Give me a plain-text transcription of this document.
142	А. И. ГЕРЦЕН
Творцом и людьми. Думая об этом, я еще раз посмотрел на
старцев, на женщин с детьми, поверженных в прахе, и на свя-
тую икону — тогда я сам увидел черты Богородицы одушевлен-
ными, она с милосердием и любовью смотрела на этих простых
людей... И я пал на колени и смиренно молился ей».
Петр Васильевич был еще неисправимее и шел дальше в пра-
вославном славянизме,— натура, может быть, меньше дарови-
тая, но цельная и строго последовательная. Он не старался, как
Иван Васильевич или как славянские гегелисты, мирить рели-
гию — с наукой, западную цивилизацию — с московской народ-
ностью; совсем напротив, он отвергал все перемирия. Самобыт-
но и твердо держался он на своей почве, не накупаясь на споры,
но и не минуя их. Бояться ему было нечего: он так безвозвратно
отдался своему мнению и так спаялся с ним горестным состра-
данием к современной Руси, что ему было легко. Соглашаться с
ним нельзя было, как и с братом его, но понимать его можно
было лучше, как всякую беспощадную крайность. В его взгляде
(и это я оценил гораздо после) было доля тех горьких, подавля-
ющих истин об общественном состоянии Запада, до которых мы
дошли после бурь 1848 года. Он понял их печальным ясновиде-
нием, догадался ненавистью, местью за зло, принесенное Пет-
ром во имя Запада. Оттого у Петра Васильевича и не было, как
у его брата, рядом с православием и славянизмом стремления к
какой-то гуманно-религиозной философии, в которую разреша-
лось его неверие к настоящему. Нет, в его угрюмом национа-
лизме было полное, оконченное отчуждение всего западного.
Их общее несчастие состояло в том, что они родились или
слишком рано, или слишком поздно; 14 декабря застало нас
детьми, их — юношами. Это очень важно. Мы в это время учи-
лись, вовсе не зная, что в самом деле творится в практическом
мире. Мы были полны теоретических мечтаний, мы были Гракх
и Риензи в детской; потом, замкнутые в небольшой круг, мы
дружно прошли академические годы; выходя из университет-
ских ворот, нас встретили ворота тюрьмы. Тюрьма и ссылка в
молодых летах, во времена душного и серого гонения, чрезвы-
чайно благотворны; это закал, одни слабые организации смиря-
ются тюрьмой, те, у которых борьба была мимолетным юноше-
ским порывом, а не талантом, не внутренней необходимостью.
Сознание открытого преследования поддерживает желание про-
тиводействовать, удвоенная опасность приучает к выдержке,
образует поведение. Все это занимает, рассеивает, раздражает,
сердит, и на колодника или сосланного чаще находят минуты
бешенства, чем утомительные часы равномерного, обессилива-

+++++

Task goal: Write the entire listing out again, word for word.

Response:
Give me a plain-text transcription of this document.
142	А. И. ГЕРЦЕН
Творцом и людьми. Думая об этом, я еще раз посмотрел на
старцев, на женщин с детьми, поверженных в прахе, и на свя-
тую икону — тогда я сам увидел черты Богородицы одушевлен-
ными, она с милосердием и любовью смотрела на этих простых
людей... И я пал на колени и смиренно молился ей».
Петр Васильевич был еще неисправимее и шел дальше в пра-
вославном славянизме,— натура, может быть, меньше дарови-
тая, но цельная и строго последовательная. Он не старался, как
Иван Васильевич или как славянские гегелисты, мирить рели-
гию — с наукой, западную цивилизацию — с московской народ-
ностью; совсем напротив, он отвергал все перемирия. Самобыт-
но и твердо держался он на своей почве, не накупаясь на споры,
но и не минуя их. Бояться ему было нечего: он так безвозвратно
отдался своему мнению и так спаялся с ним горестным состра-
данием к современной Руси, что ему было легко. Соглашаться с
ним нельзя было, как и с братом его, но понимать его можно
было лучше, как всякую беспощадную крайность. В его взгляде
(и это я оценил гораздо после) было доля тех горьких, подавля-
ющих истин об общественном состоянии Запада, до которых мы
дошли после бурь 1848 года. Он понял их печальным ясновиде-
нием, догадался ненавистью, местью за зло, принесенное Пет-
ром во имя Запада. Оттого у Петра Васильевича и не было, как
у его брата, рядом с православием и славянизмом стремления к
какой-то гуманно-религиозной философии, в которую разреша-
лось его неверие к настоящему. Нет, в его угрюмом национа-
лизме было полное, оконченное отчуждение всего западного.
Их общее несчастие состояло в том, что они родились или
слишком рано, или слишком поздно; 14 декабря застало нас
детьми, их — юношами. Это очень важно. Мы в это время учи-
лись, вовсе не зная, что в самом деле творится в практическом
мире. Мы были полны теоретических мечтаний, мы были Гракх
и Риензи в детской; потом, замкнутые в небольшой круг, мы
дружно прошли академические годы; выходя из университет-
ских ворот, нас встретили ворота тюрьмы. Тюрьма и ссылка в
молодых летах, во времена душного и серого гонения, чрезвы-
чайно благотворны; это закал, одни слабые организации смиря-
ются тюрьмой, те, у которых борьба была мимолетным юноше-
ским порывом, а не талантом, не внутренней необходимостью.
Сознание открытого преследования поддерживает желание про-
тиводействовать, удвоенная опасность приучает к выдержке,
образует поведение. Все это занимает, рассеивает, раздражает,
сердит, и на колодника или сосланного чаще находят минуты
бешенства, чем утомительные часы равномерного, обессилива-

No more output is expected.